§ Aim of the exercise:
Below are records to be output exactly, every one of them.
>> Start Records supplied
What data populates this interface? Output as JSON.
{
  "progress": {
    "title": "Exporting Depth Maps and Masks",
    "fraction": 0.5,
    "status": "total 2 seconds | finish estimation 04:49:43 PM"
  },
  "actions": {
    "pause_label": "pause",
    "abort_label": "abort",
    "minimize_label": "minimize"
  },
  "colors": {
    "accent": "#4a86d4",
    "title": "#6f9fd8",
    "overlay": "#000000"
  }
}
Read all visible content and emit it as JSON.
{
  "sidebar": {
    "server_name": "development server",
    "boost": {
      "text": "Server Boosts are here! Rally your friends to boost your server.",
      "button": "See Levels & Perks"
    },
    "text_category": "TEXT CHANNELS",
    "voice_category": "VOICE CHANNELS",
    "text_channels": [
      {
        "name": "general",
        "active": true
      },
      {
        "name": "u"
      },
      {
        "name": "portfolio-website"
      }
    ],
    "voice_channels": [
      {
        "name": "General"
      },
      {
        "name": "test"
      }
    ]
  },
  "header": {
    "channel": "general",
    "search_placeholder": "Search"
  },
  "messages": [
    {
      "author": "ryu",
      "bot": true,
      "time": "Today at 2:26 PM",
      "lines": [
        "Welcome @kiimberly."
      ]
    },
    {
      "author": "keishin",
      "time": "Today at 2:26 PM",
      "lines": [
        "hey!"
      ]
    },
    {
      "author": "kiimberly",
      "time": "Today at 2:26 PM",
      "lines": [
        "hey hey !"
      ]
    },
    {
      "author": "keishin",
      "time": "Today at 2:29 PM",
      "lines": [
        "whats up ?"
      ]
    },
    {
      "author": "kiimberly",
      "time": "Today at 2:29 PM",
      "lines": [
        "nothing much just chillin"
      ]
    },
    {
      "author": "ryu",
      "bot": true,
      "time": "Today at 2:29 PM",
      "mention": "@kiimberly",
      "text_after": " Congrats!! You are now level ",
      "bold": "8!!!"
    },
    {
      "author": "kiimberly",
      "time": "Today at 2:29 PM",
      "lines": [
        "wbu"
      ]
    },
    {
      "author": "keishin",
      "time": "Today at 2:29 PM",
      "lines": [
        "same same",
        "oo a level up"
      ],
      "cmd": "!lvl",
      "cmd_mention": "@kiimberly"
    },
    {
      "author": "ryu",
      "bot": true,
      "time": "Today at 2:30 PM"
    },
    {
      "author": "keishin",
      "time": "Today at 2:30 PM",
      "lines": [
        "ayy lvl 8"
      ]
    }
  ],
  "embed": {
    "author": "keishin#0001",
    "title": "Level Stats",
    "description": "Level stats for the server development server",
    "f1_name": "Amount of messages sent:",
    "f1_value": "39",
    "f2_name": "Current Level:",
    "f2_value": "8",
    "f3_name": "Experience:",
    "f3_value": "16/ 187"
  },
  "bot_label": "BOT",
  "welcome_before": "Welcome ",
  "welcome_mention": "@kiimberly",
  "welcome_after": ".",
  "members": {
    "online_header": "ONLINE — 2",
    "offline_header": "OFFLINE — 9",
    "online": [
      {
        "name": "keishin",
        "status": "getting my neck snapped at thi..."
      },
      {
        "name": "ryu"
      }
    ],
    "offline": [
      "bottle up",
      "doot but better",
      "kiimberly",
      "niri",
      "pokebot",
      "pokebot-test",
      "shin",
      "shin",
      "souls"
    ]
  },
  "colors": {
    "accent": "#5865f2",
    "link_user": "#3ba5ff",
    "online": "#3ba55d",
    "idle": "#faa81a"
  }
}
>> End Records supplied
§ Solution for this problem:
What data populates this interface? Output as JSON.
{
  "progress": {
    "title": "Exporting Depth Maps and Masks",
    "fraction": 0.5,
    "status": "total 2 seconds | finish estimation 04:49:43 PM"
  },
  "actions": {
    "pause_label": "pause",
    "abort_label": "abort",
    "minimize_label": "minimize"
  },
  "colors": {
    "accent": "#4a86d4",
    "title": "#6f9fd8",
    "overlay": "#000000"
  }
}
Read all visible content and emit it as JSON.
{
  "sidebar": {
    "server_name": "development server",
    "boost": {
      "text": "Server Boosts are here! Rally your friends to boost your server.",
      "button": "See Levels & Perks"
    },
    "text_category": "TEXT CHANNELS",
    "voice_category": "VOICE CHANNELS",
    "text_channels": [
      {
        "name": "general",
        "active": true
      },
      {
        "name": "u"
      },
      {
        "name": "portfolio-website"
      }
    ],
    "voice_channels": [
      {
        "name": "General"
      },
      {
        "name": "test"
      }
    ]
  },
  "header": {
    "channel": "general",
    "search_placeholder": "Search"
  },
  "messages": [
    {
      "author": "ryu",
      "bot": true,
      "time": "Today at 2:26 PM",
      "lines": [
        "Welcome @kiimberly."
      ]
    },
    {
      "author": "keishin",
      "time": "Today at 2:26 PM",
      "lines": [
        "hey!"
      ]
    },
    {
      "author": "kiimberly",
      "time": "Today at 2:26 PM",
      "lines": [
        "hey hey !"
      ]
    },
    {
      "author": "keishin",
      "time": "Today at 2:29 PM",
      "lines": [
        "whats up ?"
      ]
    },
    {
      "author": "kiimberly",
      "time": "Today at 2:29 PM",
      "lines": [
        "nothing much just chillin"
      ]
    },
    {
      "author": "ryu",
      "bot": true,
      "time": "Today at 2:29 PM",
      "mention": "@kiimberly",
      "text_after": " Congrats!! You are now level ",
      "bold": "8!!!"
    },
    {
      "author": "kiimberly",
      "time": "Today at 2:29 PM",
      "lines": [
        "wbu"
      ]
    },
    {
      "author": "keishin",
      "time": "Today at 2:29 PM",
      "lines": [
        "same same",
        "oo a level up"
      ],
      "cmd": "!lvl",
      "cmd_mention": "@kiimberly"
    },
    {
      "author": "ryu",
      "bot": true,
      "time": "Today at 2:30 PM"
    },
    {
      "author": "keishin",
      "time": "Today at 2:30 PM",
      "lines": [
        "ayy lvl 8"
      ]
    }
  ],
  "embed": {
    "author": "keishin#0001",
    "title": "Level Stats",
    "description": "Level stats for the server development server",
    "f1_name": "Amount of messages sent:",
    "f1_value": "39",
    "f2_name": "Current Level:",
    "f2_value": "8",
    "f3_name": "Experience:",
    "f3_value": "16/ 187"
  },
  "bot_label": "BOT",
  "welcome_before": "Welcome ",
  "welcome_mention": "@kiimberly",
  "welcome_after": ".",
  "members": {
    "online_header": "ONLINE — 2",
    "offline_header": "OFFLINE — 9",
    "online": [
      {
        "name": "keishin",
        "status": "getting my neck snapped at thi..."
      },
      {
        "name": "ryu"
      }
    ],
    "offline": [
      "bottle up",
      "doot but better",
      "kiimberly",
      "niri",
      "pokebot",
      "pokebot-test",
      "shin",
      "shin",
      "souls"
    ]
  },
  "colors": {
    "accent": "#5865f2",
    "link_user": "#3ba5ff",
    "online": "#3ba55d",
    "idle": "#faa81a"
  }
}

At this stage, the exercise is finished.